** Aim of the task **
Your task is to output the listing word for word, with pictures excluded.
--- start Material for this task ---
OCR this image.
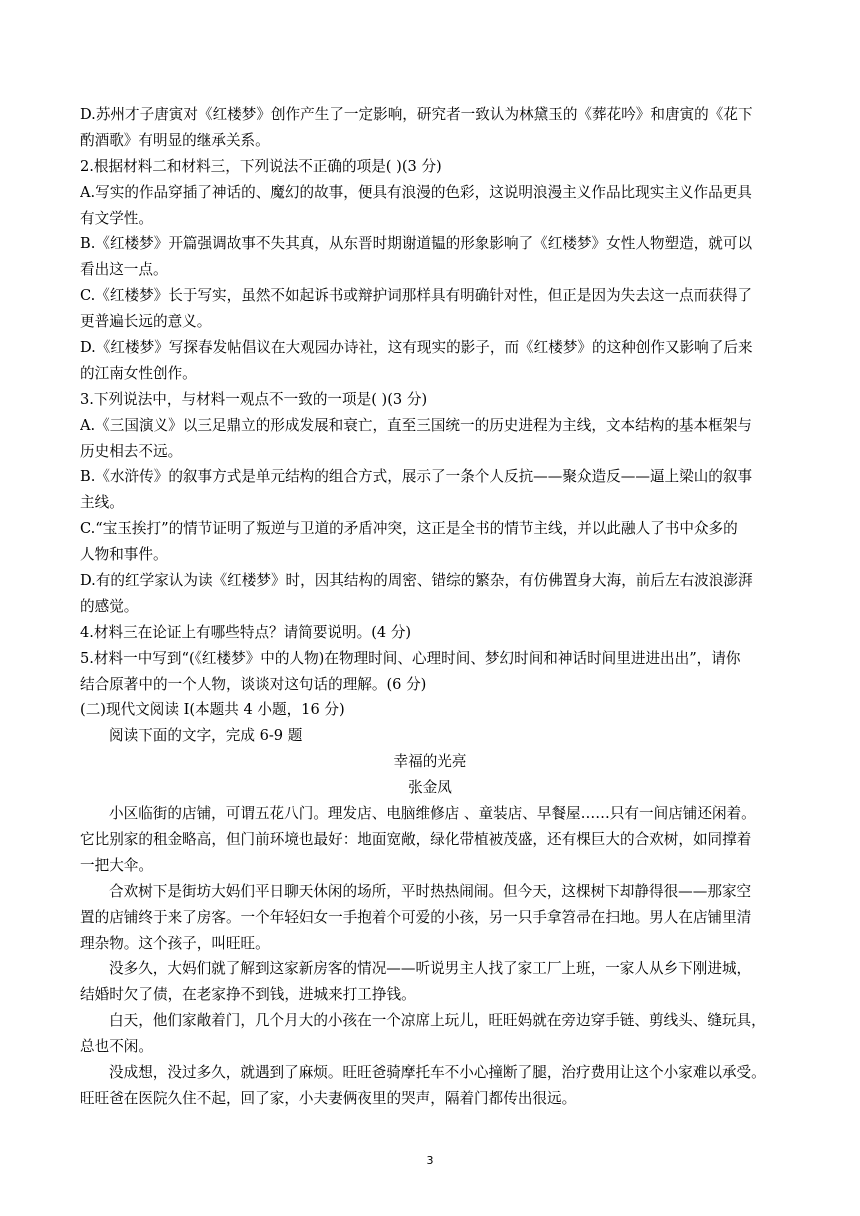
D.苏州才子唐寅对《红楼梦》创作产生了一定影响，研究者一致认为林黛玉的《葬花吟》和唐寅的《花下
酌酒歌》有明显的继承关系。
2.根据材料二和材料三，下列说法不正确的项是( )(3 分)
A.写实的作品穿插了神话的、魔幻的故事，便具有浪漫的色彩，这说明浪漫主义作品比现实主义作品更具
有文学性。
B.《红楼梦》开篇强调故事不失其真，从东晋时期谢道韫的形象影响了《红楼梦》女性人物塑造，就可以
看出这一点。
C.《红楼梦》长于写实，虽然不如起诉书或辩护词那样具有明确针对性，但正是因为失去这一点而获得了
更普遍长远的意义。
D.《红楼梦》写探春发帖倡议在大观园办诗社，这有现实的影子，而《红楼梦》的这种创作又影响了后来
的江南女性创作。
3.下列说法中，与材料一观点不一致的一项是( )(3 分)
A.《三国演义》以三足鼎立的形成发展和衰亡，直至三国统一的历史进程为主线，文本结构的基本框架与
历史相去不远。
B.《水浒传》的叙事方式是单元结构的组合方式，展示了一条个人反抗——聚众造反——逼上梁山的叙事
主线。
C.“宝玉挨打”的情节证明了叛逆与卫道的矛盾冲突，这正是全书的情节主线，并以此融人了书中众多的
人物和事件。
D.有的红学家认为读《红楼梦》时，因其结构的周密、错综的繁杂，有仿佛置身大海，前后左右波浪澎湃
的感觉。
4.材料三在论证上有哪些特点？请简要说明。(4 分)
5.材料一中写到“(《红楼梦》中的人物)在物理时间、心理时间、梦幻时间和神话时间里进进出出”，请你
结合原著中的一个人物，谈谈对这句话的理解。(6 分)
(二)现代文阅读 I(本题共 4 小题，16 分)
阅读下面的文字，完成 6-9 题
幸福的光亮
张金凤
小区临街的店铺，可谓五花八门。理发店、电脑维修店 、童装店、早餐屋……只有一间店铺还闲着。
它比别家的租金略高，但门前环境也最好：地面宽敞，绿化带植被茂盛，还有棵巨大的合欢树，如同撑着
一把大伞。
合欢树下是街坊大妈们平日聊天休闲的场所，平时热热闹闹。但今天，这棵树下却静得很——那家空
置的店铺终于来了房客。一个年轻妇女一手抱着个可爱的小孩，另一只手拿笤帚在扫地。男人在店铺里清
理杂物。这个孩子，叫旺旺。
没多久，大妈们就了解到这家新房客的情况——听说男主人找了家工厂上班，一家人从乡下刚进城，
结婚时欠了债，在老家挣不到钱，进城来打工挣钱。
白天，他们家敞着门，几个月大的小孩在一个凉席上玩儿，旺旺妈就在旁边穿手链、剪线头、缝玩具，
总也不闲。
没成想，没过多久，就遇到了麻烦。旺旺爸骑摩托车不小心撞断了腿，治疗费用让这个小家难以承受。
旺旺爸在医院久住不起，回了家，小夫妻俩夜里的哭声，隔着门都传出很远。
3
--- end Material for this task ---
** Solution for this problem **
OCR this image.
D.苏州才子唐寅对《红楼梦》创作产生了一定影响，研究者一致认为林黛玉的《葬花吟》和唐寅的《花下
酌酒歌》有明显的继承关系。
2.根据材料二和材料三，下列说法不正确的项是( )(3 分)
A.写实的作品穿插了神话的、魔幻的故事，便具有浪漫的色彩，这说明浪漫主义作品比现实主义作品更具
有文学性。
B.《红楼梦》开篇强调故事不失其真，从东晋时期谢道韫的形象影响了《红楼梦》女性人物塑造，就可以
看出这一点。
C.《红楼梦》长于写实，虽然不如起诉书或辩护词那样具有明确针对性，但正是因为失去这一点而获得了
更普遍长远的意义。
D.《红楼梦》写探春发帖倡议在大观园办诗社，这有现实的影子，而《红楼梦》的这种创作又影响了后来
的江南女性创作。
3.下列说法中，与材料一观点不一致的一项是( )(3 分)
A.《三国演义》以三足鼎立的形成发展和衰亡，直至三国统一的历史进程为主线，文本结构的基本框架与
历史相去不远。
B.《水浒传》的叙事方式是单元结构的组合方式，展示了一条个人反抗——聚众造反——逼上梁山的叙事
主线。
C.“宝玉挨打”的情节证明了叛逆与卫道的矛盾冲突，这正是全书的情节主线，并以此融人了书中众多的
人物和事件。
D.有的红学家认为读《红楼梦》时，因其结构的周密、错综的繁杂，有仿佛置身大海，前后左右波浪澎湃
的感觉。
4.材料三在论证上有哪些特点？请简要说明。(4 分)
5.材料一中写到“(《红楼梦》中的人物)在物理时间、心理时间、梦幻时间和神话时间里进进出出”，请你
结合原著中的一个人物，谈谈对这句话的理解。(6 分)
(二)现代文阅读 I(本题共 4 小题，16 分)
阅读下面的文字，完成 6-9 题
幸福的光亮
张金凤
小区临街的店铺，可谓五花八门。理发店、电脑维修店 、童装店、早餐屋……只有一间店铺还闲着。
它比别家的租金略高，但门前环境也最好：地面宽敞，绿化带植被茂盛，还有棵巨大的合欢树，如同撑着
一把大伞。
合欢树下是街坊大妈们平日聊天休闲的场所，平时热热闹闹。但今天，这棵树下却静得很——那家空
置的店铺终于来了房客。一个年轻妇女一手抱着个可爱的小孩，另一只手拿笤帚在扫地。男人在店铺里清
理杂物。这个孩子，叫旺旺。
没多久，大妈们就了解到这家新房客的情况——听说男主人找了家工厂上班，一家人从乡下刚进城，
结婚时欠了债，在老家挣不到钱，进城来打工挣钱。
白天，他们家敞着门，几个月大的小孩在一个凉席上玩儿，旺旺妈就在旁边穿手链、剪线头、缝玩具，
总也不闲。
没成想，没过多久，就遇到了麻烦。旺旺爸骑摩托车不小心撞断了腿，治疗费用让这个小家难以承受。
旺旺爸在医院久住不起，回了家，小夫妻俩夜里的哭声，隔着门都传出很远。
3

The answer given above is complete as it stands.